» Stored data
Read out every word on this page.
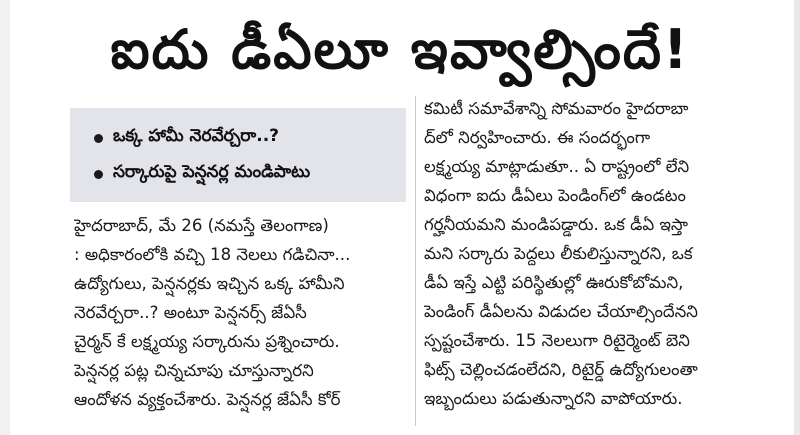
ఐదు డీఏలూ ఇవ్వాల్సిందే!
ఒక్క హామీ నెరవేర్చరా..?
సర్కారుపై పెన్షనర్ల మండిపాటు
హైదరాబాద్, మే 26 (నమస్తే తెలంగాణ)
: అధికారంలోకి వచ్చి 18 నెలలు గడిచినా...
ఉద్యోగులు, పెన్షనర్లకు ఇచ్చిన ఒక్క హామీని
నెరవేర్చరా..? అంటూ పెన్షనర్స్ జేఏసీ
చైర్మన్ కే లక్ష్మయ్య సర్కారును ప్రశ్నించారు.
పెన్షనర్ల పట్ల చిన్నచూపు చూస్తున్నారని
ఆందోళన వ్యక్తంచేశారు. పెన్షనర్ల జేఏసీ కోర్
కమిటీ సమావేశాన్ని సోమవారం హైదరాబా
ద్‌లో నిర్వహించారు. ఈ సందర్భంగా
లక్ష్మయ్య మాట్లాడుతూ.. ఏ రాష్ట్రంలో లేని
విధంగా ఐదు డీఏలు పెండింగ్‌లో ఉండటం
గర్హనీయమని మండిపడ్డారు. ఒక డీఏ ఇస్తా
మని సర్కారు పెద్దలు లీకులిస్తున్నారని, ఒక
డీఏ ఇస్తే ఎట్టి పరిస్థితుల్లో ఊరుకోబోమని,
పెండింగ్ డీఏలను విడుదల చేయాల్సిందేనని
స్పష్టంచేశారు. 15 నెలలుగా రిటైర్మెంట్ బెని
ఫిట్స్ చెల్లించడంలేదని, రిటైర్డ్ ఉద్యోగులంతా
ఇబ్బందులు పడుతున్నారని వాపోయారు.
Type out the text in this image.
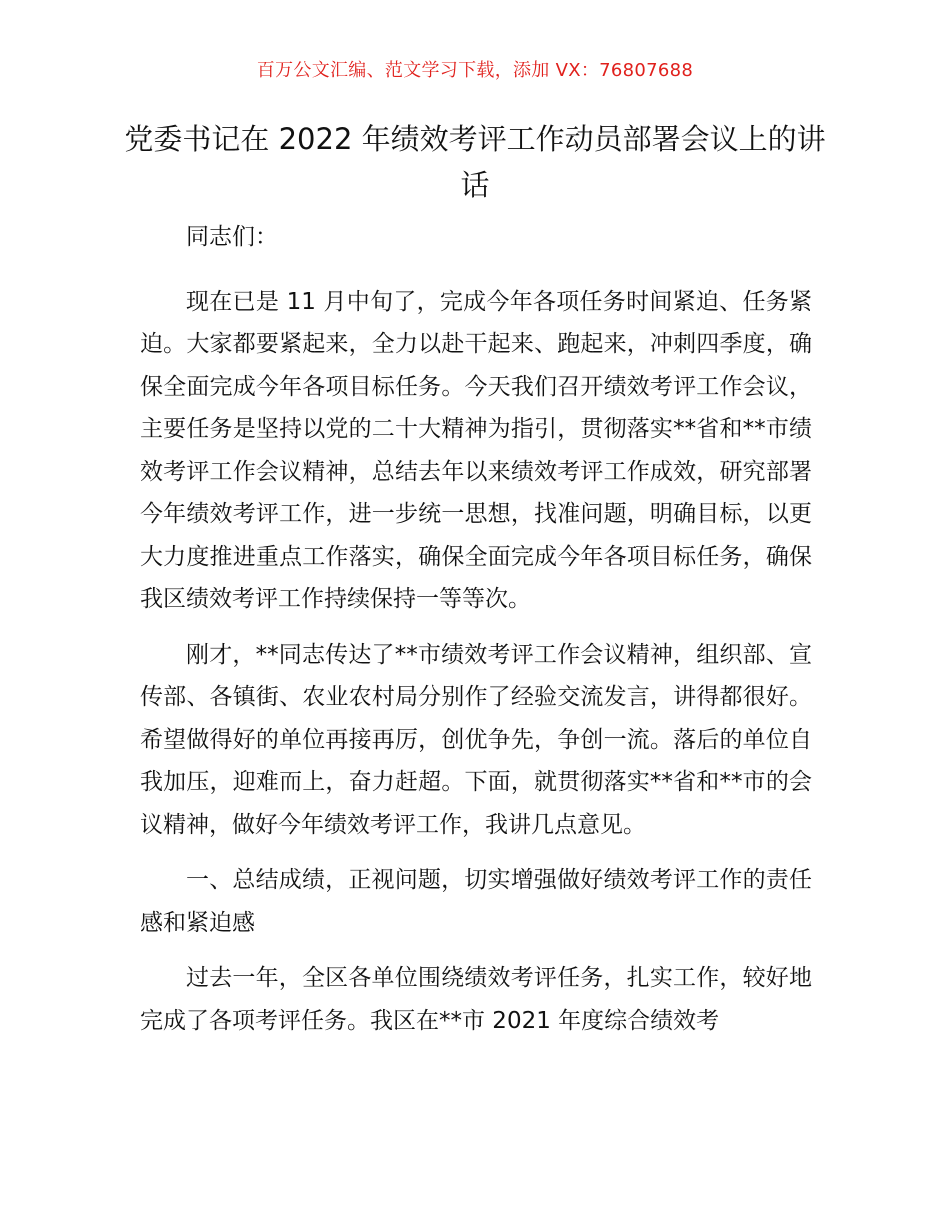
百万公文汇编、范文学习下载，添加 VX：76807688
党委书记在 2022 年绩效考评工作动员部署会议上的讲话

同志们：

现在已是 11 月中旬了，完成今年各项任务时间紧迫、任务紧迫。大家都要紧起来，全力以赴干起来、跑起来，冲刺四季度，确保全面完成今年各项目标任务。今天我们召开绩效考评工作会议，主要任务是坚持以党的二十大精神为指引，贯彻落实**省和**市绩效考评工作会议精神，总结去年以来绩效考评工作成效，研究部署今年绩效考评工作，进一步统一思想，找准问题，明确目标，以更大力度推进重点工作落实，确保全面完成今年各项目标任务，确保我区绩效考评工作持续保持一等等次。

刚才，**同志传达了**市绩效考评工作会议精神，组织部、宣传部、各镇街、农业农村局分别作了经验交流发言，讲得都很好。希望做得好的单位再接再厉，创优争先，争创一流。落后的单位自我加压，迎难而上，奋力赶超。下面，就贯彻落实**省和**市的会议精神，做好今年绩效考评工作，我讲几点意见。

一、总结成绩，正视问题，切实增强做好绩效考评工作的责任感和紧迫感

过去一年，全区各单位围绕绩效考评任务，扎实工作，较好地完成了各项考评任务。我区在**市 2021 年度综合绩效考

» Goal
Scan the listing above for the word "this" and show each line where it is found.

» Completed task
Read out every word on this page.
Type out the text in this image.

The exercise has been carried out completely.